WHAT IS REQUIRED:
List each line holding the string "JSON".

EXTRACTED RECORDS:
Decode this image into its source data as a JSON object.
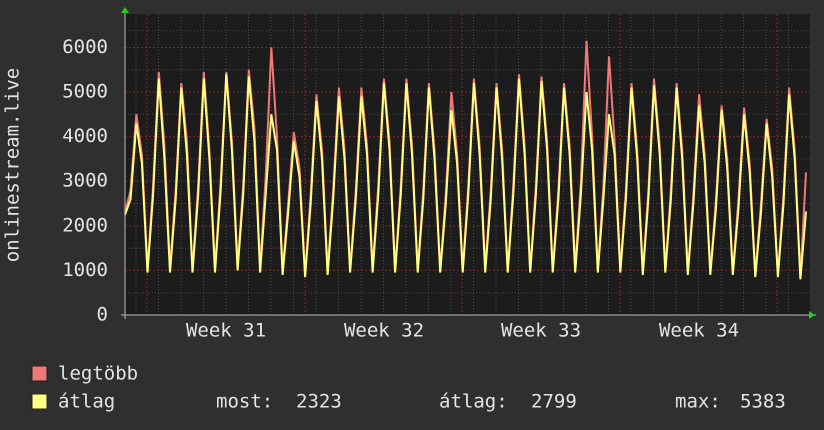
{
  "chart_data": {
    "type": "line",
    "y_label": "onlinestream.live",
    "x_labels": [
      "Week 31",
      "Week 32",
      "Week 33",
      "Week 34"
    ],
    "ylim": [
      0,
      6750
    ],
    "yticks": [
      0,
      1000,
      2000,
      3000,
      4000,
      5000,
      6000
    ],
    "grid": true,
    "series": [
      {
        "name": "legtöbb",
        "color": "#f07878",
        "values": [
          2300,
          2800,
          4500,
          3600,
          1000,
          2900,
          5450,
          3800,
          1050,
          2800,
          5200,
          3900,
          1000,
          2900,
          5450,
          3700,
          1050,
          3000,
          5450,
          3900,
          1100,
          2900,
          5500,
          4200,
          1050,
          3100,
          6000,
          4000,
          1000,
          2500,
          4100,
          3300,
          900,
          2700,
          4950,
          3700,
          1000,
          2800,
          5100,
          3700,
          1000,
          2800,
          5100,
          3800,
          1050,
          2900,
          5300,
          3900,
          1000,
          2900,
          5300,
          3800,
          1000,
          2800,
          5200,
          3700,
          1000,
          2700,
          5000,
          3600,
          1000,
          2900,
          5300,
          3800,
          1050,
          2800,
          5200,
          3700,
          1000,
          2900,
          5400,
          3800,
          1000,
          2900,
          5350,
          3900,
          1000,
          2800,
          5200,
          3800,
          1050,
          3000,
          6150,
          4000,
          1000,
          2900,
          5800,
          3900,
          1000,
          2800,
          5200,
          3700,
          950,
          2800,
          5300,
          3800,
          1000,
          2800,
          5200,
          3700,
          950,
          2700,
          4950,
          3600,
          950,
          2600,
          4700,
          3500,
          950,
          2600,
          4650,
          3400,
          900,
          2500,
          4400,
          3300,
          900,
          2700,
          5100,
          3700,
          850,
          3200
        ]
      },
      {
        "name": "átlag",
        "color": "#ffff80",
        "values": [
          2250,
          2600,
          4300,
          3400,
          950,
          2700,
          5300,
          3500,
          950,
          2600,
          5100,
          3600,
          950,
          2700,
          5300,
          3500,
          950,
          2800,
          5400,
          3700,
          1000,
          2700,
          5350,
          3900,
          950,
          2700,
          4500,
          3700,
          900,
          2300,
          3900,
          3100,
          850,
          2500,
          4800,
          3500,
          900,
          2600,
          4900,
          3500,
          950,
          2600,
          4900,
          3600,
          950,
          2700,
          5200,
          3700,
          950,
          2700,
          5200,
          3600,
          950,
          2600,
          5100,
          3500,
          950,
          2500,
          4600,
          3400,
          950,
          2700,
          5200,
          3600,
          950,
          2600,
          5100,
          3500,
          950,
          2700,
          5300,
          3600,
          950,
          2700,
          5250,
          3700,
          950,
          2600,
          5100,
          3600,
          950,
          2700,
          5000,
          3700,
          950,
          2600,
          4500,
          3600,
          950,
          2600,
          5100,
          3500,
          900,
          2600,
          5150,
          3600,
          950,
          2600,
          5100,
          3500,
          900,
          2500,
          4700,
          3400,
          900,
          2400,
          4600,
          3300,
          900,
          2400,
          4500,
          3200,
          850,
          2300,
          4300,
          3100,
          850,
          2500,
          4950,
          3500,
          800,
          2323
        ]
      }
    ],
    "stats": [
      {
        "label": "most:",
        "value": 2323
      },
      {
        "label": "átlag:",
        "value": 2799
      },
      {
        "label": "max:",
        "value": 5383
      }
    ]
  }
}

==

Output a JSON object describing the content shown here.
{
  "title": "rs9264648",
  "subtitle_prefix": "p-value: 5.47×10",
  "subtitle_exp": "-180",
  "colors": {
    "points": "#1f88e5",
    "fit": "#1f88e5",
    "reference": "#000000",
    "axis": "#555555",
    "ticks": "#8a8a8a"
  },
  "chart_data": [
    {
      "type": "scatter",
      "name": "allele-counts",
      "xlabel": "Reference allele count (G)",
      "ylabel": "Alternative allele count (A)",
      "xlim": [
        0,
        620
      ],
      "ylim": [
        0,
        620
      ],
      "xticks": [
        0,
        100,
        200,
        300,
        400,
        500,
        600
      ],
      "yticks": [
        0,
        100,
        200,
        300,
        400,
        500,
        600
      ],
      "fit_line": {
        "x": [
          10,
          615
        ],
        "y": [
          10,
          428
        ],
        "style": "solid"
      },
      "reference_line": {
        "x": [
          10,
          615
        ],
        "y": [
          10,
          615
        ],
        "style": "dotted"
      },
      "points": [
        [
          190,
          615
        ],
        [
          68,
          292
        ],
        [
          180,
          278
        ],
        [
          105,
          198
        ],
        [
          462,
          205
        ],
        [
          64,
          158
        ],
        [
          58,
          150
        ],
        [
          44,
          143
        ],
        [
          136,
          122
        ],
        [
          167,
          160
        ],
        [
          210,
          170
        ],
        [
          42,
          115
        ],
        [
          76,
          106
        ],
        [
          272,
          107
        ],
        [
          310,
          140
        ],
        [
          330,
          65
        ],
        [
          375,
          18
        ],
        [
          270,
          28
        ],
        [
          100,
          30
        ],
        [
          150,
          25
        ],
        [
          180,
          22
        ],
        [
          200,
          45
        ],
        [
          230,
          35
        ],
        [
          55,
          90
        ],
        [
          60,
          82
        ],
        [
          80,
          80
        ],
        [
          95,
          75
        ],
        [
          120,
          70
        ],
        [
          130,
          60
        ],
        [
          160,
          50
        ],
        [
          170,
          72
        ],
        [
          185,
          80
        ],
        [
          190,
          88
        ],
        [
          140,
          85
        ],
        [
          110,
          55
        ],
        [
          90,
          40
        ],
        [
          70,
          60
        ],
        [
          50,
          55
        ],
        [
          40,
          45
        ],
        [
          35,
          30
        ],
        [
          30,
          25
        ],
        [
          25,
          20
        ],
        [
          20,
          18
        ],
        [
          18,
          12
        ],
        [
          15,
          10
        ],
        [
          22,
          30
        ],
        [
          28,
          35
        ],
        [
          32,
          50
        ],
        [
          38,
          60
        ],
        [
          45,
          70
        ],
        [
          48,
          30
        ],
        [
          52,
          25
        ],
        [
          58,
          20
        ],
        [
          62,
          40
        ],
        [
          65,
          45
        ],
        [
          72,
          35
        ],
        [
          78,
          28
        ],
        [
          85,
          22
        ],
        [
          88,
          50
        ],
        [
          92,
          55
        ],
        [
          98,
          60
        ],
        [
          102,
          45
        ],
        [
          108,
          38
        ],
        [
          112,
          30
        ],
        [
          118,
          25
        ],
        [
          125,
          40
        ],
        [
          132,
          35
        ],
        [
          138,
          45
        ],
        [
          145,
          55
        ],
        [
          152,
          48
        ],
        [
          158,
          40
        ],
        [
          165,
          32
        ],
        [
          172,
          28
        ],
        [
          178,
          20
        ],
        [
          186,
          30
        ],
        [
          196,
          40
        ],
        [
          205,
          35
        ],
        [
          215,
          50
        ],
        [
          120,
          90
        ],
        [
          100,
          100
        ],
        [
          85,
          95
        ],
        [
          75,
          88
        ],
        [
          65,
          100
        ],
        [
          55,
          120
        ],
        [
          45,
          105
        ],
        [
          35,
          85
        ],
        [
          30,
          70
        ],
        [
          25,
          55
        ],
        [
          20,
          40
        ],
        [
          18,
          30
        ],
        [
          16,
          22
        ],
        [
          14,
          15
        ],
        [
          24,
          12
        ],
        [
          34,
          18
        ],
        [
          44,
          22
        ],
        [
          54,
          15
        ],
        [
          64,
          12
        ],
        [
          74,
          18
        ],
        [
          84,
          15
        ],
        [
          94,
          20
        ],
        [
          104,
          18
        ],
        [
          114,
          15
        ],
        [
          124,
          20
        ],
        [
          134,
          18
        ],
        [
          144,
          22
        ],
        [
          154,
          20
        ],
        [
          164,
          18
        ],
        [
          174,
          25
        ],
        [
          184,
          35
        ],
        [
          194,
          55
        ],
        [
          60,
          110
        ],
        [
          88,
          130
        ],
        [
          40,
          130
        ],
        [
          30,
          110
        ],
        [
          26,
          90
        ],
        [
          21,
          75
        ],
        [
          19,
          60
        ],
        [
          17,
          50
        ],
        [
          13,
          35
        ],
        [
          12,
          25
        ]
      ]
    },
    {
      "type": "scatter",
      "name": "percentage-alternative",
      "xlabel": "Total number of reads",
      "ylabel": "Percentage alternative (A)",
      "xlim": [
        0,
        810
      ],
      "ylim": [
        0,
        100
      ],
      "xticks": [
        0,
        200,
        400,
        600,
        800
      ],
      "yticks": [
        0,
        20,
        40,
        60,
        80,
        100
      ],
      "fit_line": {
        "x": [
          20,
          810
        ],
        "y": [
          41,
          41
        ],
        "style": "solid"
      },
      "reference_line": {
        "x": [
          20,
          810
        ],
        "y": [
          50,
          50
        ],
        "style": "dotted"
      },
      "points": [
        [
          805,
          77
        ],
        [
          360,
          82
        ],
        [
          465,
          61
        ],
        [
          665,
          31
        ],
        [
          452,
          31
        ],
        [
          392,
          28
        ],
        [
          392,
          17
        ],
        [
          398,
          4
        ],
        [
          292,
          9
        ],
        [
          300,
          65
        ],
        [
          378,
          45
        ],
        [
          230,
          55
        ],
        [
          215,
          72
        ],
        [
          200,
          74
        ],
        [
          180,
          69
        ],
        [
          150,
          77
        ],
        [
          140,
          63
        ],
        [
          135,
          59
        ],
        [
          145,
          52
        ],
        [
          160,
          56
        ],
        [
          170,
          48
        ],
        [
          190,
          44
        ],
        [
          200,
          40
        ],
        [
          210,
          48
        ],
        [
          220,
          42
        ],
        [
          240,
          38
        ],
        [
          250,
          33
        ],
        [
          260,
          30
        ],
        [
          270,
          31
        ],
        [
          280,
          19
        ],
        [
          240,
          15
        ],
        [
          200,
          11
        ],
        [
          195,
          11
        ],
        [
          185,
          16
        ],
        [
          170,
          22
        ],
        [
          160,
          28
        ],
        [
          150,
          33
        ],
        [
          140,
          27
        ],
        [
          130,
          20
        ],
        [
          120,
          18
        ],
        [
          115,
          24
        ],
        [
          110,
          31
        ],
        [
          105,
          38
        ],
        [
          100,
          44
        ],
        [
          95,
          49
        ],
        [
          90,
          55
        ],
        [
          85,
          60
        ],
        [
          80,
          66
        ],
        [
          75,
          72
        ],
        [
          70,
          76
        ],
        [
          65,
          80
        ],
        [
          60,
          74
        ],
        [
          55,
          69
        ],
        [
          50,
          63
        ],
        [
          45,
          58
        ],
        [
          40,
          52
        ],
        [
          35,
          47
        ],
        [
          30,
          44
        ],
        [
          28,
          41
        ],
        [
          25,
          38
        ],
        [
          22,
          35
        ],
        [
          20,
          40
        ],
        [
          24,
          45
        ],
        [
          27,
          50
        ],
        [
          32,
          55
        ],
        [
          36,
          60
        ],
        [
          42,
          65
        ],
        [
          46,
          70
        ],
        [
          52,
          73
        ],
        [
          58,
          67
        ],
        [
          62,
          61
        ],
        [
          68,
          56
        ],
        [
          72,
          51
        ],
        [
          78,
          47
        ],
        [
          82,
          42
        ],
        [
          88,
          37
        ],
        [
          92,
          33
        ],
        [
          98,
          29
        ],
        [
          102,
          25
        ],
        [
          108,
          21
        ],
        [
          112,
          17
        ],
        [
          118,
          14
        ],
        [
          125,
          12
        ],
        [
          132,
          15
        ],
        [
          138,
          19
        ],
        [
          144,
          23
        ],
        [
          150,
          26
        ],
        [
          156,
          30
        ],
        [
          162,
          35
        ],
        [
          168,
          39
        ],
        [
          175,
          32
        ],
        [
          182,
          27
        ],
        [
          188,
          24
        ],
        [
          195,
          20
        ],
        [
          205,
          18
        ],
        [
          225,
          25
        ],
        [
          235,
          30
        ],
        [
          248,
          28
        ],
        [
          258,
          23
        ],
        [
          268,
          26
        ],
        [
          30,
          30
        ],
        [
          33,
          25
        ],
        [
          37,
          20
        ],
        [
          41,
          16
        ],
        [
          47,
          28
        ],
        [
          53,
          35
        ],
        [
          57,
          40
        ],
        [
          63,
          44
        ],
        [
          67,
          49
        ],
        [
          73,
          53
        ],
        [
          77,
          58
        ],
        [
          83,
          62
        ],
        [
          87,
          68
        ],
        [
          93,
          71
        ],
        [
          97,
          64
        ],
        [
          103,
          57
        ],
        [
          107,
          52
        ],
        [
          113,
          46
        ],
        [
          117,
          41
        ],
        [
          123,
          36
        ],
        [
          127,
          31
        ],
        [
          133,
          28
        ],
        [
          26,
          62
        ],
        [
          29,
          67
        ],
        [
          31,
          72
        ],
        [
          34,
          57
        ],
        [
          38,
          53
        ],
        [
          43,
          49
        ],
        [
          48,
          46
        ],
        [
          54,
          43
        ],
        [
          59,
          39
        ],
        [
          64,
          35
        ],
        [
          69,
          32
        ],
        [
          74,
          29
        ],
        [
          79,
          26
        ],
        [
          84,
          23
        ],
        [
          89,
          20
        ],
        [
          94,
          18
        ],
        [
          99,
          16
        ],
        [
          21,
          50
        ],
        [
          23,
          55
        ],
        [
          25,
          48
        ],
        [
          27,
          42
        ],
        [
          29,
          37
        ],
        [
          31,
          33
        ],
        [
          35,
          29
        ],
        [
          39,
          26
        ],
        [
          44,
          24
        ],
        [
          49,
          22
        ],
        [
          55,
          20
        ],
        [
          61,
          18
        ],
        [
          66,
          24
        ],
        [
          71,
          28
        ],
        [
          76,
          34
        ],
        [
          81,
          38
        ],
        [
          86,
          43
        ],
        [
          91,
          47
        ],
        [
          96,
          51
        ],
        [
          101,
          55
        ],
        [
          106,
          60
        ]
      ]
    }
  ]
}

EXERCISE ANSWER:
Decode this image into its source data as a JSON object.
Output a JSON object describing the content shown here.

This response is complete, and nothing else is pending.